Lista zadań |
1. Odpowiedz na pytania do tekstu o giełdzie FTX:
(a) Jaką postać gra Larry David w opisanej reklamie?
(b) Kiedy zbankrutowała giełda FTX?
(c) Jak nazywa się szef całego interesu FTX?
2. Wyjaśnij na podstawie tekstu o giełdzie FTX, w jakim celu Sam Bankman-Fried budował sobie legendę wunderkinda, cudownego dziecka internetu.
3. Kontynuuj tekst o giełdzie FTX, zaczynając po jego ostatnim zdaniu.

Tekst źródłowy |

..........

Kto wam kazał wierzyć miliarderom?
Okazuje się, że powierzenie steru świata technokratom i cyfrowym geniuszom to zgubny pomysł. Kto by pomyślał.
Wiosną tego roku na ekrany amerykańskich telewizorów i komputerów trafiła wspaniała reklama. Larry David, jeden z najbardziej charakterystycznych i uwielbianych aktorów komediowych ostatnich dekad, występuje w roli stworzonej dla siebie: zgryźliwego „dziadersa”, który na wszystko kręci nosem. Reklama przenosi nas przez epoki: prehistoryczną, antyk, średniowiecze, czasy rewolucji amerykańskiej, XX wiek, aż po cyfrową teraźniejszość. Dziadersowi granemu przez Larry’ego Davida nic się nie podoba. Koło? Głupi wynalazek. Elektryczność? Po co to komu! Demokracja? Po moim trupie. Człowiek na księżycu, zmywarka, walkman… „nie wydaje mi się”, odpowiada marudny i zbyt pewny swego staruszek. Ostatnia scenka przedstawia młodego człowieka, który próbuje namówić Larry’ego do zainteresowania się giełdą kryptowalut FTX. Nic z tego, Larry kręci głową.
Nietrudno zgadnąć, jaki jest morał. „Nie bądź jak Larry”, mówi nam reklamówka. Ludzie, którzy dziś kręcą nosem na kryptowaluty – FTX to szybki i bezpieczny bezpieczny sposób, by wejść na rynek krypto – są równie anachroniczni, jak ich przodkowie, który wybrzydzali na koło, zmywarkę i pewien aromatyczny napój z palonych ziaren.
Rzeczywistość dopisała tej historii puentę lepszą niż jakikolwiek komediowy scenarzysta. Giełda FTX zbankrutowała 11 listopada 2022, a z portfeli klientów wyparowało – jak się szacuje – przynajmniej miliard dolarów. Jej młody założyciel, kolejna gwiazdka na silikonowym niebie kalifornijskiej doliny miliarderów, zaszył się w apartamencie na Bahamach. Co zrobisz, jak nic nie zrobisz. Larry miał rację, warto być czasem jak Larry, nikt – a już na pewno nie rozpuszczeni tech-bros – nie wymyślił koła na nowo.
FTX – powtórzmy: szybki i bezpieczny sposób, aby wejść na rynek krypto, jak pouczała nas reklama – był ściemą. Lokator Bahamów, szef całego interesu Sam Bankman-Fried, wpadł na ten sam pomysł, co inni krzemowi „geniusze” przed nim. Zbudować sobie legendę wunderkida, cudownego dziecka internetu, a dzięki tej legendzie i reputacji wyciągać od inwestorów pieniądze na swoje przedsięwzięcia. Kto będzie tak durny i nie pomoże komuś, kto w wieku trzydziestu lat może być kolejnym Zuckerbergiem, Bezosem czy Jobsem? Nie bądźcie jak Larry!

..........

Zapisane dane |
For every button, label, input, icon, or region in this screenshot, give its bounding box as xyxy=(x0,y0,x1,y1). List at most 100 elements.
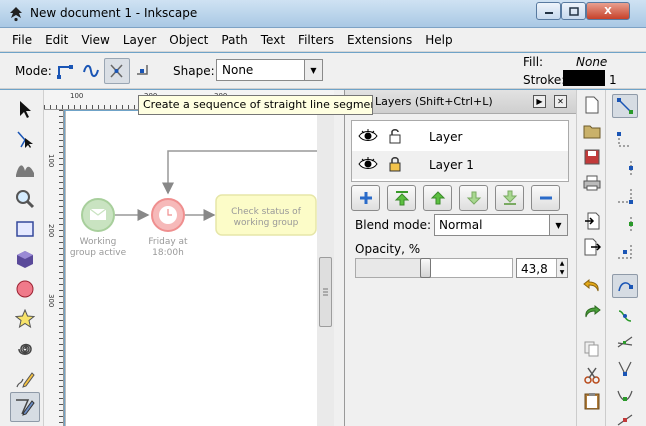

..........

Odpowiedzi do ćwiczenia |
1.
(a) Zgryźliwego „dziadersa”, który na wszystko kręci nosem.
(b) 11 listopada 2022.
(c) Sam Bankman-Fried.

2. Dzięki tej legendzie i reputacji mógł wyciągać od inwestorów pieniądze na swoje przedsięwzięcia. Tak samo postępowali przed nim inni krzemowi „geniusze”.

3.
Ciągły napływ gotówki gwarantuje zaś, że nawet niedochodowy biznes można przerobić w dojną krowę, tak długo, jak znajdują się kolejne osoby skłonne włożyć swoje pieniądze w nadziei na jakieś przyszłe zyski. Gdy jednak te pieniądze nie są inwestowane, by tworzyć nowe produkty czy usługi, ale wyłącznie po to by spłacić kolejnych naganiaczy, mamy do czynienia z piramidą finansową. FTX nie był innowacyjny ani jako platforma, ani jako piramida. Choć warto odnotować, że w roli naganiaczy Sam Bankman-Fried zatrudnił demokratycznych polityków i progresywno-liberalnych dziennikarzy1.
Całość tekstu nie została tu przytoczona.